**Directive:** Pull every line of the entries that has the word "this".

**Extracted records:**

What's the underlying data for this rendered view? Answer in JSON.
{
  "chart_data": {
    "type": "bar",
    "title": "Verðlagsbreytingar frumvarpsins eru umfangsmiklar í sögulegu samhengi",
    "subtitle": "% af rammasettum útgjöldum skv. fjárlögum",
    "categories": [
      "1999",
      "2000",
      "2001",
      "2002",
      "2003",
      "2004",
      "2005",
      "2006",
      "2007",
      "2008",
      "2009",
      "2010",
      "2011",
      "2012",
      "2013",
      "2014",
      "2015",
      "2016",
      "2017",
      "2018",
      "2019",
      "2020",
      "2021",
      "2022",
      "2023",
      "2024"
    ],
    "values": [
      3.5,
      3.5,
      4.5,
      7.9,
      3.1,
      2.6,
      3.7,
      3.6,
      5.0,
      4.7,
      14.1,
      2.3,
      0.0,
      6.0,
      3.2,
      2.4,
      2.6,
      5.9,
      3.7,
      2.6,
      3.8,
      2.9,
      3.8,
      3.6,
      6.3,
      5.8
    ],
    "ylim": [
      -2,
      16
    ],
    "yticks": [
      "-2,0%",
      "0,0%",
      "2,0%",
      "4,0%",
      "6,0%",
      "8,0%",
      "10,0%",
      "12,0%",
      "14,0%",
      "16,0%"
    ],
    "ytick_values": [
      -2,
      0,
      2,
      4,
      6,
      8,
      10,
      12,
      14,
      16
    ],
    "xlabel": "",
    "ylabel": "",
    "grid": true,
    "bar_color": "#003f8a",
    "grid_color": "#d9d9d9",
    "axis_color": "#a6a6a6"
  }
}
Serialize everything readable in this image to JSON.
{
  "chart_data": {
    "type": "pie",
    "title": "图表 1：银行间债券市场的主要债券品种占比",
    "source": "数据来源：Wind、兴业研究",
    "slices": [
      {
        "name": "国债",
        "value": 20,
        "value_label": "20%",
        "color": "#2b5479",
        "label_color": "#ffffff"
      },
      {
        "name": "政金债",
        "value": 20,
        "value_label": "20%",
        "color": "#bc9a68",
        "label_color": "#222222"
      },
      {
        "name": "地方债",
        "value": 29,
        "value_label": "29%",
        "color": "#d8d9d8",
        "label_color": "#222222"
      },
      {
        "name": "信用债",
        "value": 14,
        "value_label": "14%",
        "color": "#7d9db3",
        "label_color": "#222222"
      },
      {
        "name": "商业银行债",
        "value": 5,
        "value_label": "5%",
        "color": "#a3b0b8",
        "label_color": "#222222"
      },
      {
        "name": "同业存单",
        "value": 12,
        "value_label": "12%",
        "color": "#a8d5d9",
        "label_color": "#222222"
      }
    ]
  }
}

**Correct answer:**
What's the underlying data for this rendered view? Answer in JSON.
Serialize everything readable in this image to JSON.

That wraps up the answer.